━━ ENTRIES ━━

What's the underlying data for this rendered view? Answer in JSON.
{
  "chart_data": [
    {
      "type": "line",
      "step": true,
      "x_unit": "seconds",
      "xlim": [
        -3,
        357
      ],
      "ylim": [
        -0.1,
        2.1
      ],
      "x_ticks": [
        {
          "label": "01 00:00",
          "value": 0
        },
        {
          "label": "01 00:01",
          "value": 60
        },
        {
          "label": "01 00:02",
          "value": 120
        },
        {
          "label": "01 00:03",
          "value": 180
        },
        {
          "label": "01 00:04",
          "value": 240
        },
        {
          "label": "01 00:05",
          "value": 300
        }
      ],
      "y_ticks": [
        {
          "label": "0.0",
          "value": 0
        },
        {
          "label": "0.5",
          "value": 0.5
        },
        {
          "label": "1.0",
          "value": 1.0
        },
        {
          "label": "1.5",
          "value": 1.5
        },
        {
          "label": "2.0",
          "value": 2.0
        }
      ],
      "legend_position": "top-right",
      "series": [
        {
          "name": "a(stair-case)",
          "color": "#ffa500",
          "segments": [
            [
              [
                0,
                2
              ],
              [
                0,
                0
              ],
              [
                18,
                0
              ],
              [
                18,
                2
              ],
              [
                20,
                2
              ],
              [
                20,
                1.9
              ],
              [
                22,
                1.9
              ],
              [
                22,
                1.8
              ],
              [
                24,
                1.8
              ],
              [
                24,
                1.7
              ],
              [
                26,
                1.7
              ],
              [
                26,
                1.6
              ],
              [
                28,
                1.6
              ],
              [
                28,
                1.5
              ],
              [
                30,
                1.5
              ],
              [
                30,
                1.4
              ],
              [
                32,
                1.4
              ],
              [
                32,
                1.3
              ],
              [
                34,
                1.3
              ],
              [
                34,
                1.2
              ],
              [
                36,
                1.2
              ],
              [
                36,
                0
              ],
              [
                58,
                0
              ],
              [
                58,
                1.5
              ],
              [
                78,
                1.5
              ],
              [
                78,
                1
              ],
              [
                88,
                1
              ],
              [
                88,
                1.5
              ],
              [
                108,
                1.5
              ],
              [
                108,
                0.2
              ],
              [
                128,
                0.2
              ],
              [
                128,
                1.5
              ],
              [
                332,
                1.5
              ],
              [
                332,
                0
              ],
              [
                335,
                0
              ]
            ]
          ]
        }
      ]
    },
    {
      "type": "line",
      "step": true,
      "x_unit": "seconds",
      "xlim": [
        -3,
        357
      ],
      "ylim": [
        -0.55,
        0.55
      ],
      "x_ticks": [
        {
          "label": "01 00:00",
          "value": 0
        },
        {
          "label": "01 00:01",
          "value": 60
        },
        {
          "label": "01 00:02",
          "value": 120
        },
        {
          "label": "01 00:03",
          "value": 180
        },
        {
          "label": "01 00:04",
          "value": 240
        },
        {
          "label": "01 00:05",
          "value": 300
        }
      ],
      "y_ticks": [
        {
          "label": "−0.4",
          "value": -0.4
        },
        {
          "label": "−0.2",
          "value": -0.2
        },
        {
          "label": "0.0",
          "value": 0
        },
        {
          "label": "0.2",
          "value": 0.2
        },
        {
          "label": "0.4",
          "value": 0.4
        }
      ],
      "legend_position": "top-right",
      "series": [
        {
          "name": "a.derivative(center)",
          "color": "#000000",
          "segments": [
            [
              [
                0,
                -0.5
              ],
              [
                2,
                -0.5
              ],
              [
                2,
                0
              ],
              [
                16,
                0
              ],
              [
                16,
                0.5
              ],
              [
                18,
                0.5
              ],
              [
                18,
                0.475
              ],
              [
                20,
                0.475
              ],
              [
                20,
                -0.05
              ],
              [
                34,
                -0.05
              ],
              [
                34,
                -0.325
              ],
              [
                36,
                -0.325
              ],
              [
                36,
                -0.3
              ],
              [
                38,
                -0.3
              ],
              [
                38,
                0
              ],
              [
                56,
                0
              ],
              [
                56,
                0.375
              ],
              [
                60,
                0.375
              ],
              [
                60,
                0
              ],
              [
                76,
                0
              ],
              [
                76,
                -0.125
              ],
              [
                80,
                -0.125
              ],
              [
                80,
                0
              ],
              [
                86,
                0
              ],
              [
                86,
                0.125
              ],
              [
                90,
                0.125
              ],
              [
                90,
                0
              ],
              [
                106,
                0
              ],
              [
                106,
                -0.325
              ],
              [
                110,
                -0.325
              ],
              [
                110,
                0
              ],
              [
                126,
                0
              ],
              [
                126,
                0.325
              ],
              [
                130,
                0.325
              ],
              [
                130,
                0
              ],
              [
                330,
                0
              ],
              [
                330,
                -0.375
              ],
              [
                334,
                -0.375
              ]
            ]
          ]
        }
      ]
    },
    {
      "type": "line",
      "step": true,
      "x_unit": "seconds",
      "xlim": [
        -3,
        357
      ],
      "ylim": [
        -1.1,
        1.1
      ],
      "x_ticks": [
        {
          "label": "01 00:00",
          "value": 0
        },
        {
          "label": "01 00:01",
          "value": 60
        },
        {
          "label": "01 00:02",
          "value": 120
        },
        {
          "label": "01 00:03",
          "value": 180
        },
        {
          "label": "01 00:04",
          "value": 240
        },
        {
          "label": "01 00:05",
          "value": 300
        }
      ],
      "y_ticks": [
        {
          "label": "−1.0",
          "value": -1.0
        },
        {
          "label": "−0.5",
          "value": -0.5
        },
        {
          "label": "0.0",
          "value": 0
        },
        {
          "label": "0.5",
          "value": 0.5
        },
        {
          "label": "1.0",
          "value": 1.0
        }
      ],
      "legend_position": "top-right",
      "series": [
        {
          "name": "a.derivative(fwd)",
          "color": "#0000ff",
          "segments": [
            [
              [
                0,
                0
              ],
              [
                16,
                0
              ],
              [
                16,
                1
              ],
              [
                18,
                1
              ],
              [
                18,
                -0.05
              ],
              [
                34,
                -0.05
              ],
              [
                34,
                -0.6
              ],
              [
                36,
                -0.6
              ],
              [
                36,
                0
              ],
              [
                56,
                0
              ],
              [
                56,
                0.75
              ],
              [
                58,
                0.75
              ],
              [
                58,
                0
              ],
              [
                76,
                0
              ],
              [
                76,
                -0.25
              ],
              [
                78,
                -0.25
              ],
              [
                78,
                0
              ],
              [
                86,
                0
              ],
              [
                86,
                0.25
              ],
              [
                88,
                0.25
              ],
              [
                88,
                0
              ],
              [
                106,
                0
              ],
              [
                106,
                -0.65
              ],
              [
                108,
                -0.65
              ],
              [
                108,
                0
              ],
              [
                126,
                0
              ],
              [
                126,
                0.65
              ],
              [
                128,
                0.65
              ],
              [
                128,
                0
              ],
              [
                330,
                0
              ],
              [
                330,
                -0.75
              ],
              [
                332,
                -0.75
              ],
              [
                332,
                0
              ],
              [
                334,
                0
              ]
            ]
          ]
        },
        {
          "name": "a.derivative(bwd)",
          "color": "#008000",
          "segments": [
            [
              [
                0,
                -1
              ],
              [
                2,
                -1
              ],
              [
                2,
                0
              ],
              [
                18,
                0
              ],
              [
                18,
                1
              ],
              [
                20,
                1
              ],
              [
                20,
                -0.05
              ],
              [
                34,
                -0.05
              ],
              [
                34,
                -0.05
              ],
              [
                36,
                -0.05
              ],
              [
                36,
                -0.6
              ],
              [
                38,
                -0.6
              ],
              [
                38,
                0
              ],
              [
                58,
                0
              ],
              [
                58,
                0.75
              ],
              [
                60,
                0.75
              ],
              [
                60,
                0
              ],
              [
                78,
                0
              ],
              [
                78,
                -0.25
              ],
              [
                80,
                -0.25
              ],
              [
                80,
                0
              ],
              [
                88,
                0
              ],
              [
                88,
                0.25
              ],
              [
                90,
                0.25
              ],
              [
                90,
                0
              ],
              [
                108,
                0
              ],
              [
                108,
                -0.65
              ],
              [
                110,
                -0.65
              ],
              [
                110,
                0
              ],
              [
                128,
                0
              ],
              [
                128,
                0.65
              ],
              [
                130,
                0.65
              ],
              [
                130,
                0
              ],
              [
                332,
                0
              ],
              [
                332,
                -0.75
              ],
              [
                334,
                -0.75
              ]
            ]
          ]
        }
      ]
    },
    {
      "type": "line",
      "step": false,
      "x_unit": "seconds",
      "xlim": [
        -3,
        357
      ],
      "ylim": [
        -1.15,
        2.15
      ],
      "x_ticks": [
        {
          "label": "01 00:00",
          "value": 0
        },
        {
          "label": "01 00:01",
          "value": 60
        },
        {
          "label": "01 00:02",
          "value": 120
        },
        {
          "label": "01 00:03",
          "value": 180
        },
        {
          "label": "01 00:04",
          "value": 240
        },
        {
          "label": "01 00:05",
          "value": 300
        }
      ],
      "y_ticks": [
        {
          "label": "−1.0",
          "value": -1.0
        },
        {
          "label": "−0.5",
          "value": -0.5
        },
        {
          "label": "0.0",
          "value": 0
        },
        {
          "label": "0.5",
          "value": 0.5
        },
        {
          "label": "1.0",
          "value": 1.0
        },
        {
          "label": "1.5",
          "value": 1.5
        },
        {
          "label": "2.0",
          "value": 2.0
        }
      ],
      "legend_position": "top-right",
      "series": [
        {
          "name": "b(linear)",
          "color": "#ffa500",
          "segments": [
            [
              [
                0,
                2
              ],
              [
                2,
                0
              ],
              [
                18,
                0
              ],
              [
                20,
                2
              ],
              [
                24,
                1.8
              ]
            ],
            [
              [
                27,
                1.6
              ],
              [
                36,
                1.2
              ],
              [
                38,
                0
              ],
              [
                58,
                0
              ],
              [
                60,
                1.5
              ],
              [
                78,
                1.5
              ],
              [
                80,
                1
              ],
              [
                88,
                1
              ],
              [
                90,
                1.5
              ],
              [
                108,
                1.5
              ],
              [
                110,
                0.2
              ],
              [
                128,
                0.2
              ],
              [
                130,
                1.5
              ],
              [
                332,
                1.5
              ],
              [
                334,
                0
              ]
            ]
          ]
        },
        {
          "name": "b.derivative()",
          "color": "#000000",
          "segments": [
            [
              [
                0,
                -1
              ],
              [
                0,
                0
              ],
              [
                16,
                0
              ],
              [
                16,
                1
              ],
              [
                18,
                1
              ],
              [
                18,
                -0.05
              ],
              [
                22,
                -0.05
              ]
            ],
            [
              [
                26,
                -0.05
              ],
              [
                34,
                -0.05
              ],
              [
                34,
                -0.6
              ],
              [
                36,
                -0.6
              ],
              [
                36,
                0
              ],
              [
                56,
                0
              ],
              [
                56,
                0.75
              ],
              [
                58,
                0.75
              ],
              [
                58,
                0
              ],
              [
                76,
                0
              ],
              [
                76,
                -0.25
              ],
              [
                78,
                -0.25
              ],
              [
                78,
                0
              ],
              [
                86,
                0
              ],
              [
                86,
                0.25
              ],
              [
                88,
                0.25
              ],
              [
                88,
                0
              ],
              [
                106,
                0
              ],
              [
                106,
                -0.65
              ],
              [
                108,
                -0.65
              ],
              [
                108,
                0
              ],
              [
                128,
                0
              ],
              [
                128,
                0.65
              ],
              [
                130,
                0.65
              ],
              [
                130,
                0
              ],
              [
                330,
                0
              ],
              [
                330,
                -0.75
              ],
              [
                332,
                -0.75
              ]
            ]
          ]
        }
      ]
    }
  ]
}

━━━

■ **SHORT PROBLEM**: Pick out the lines containing the string "name".

■ **THE SOLUTION**:
          "name": "a(stair-case)",
          "name": "a.derivative(center)",
          "name": "a.derivative(fwd)",
          "name": "a.derivative(bwd)",
          "name": "b(linear)",
          "name": "b.derivative()",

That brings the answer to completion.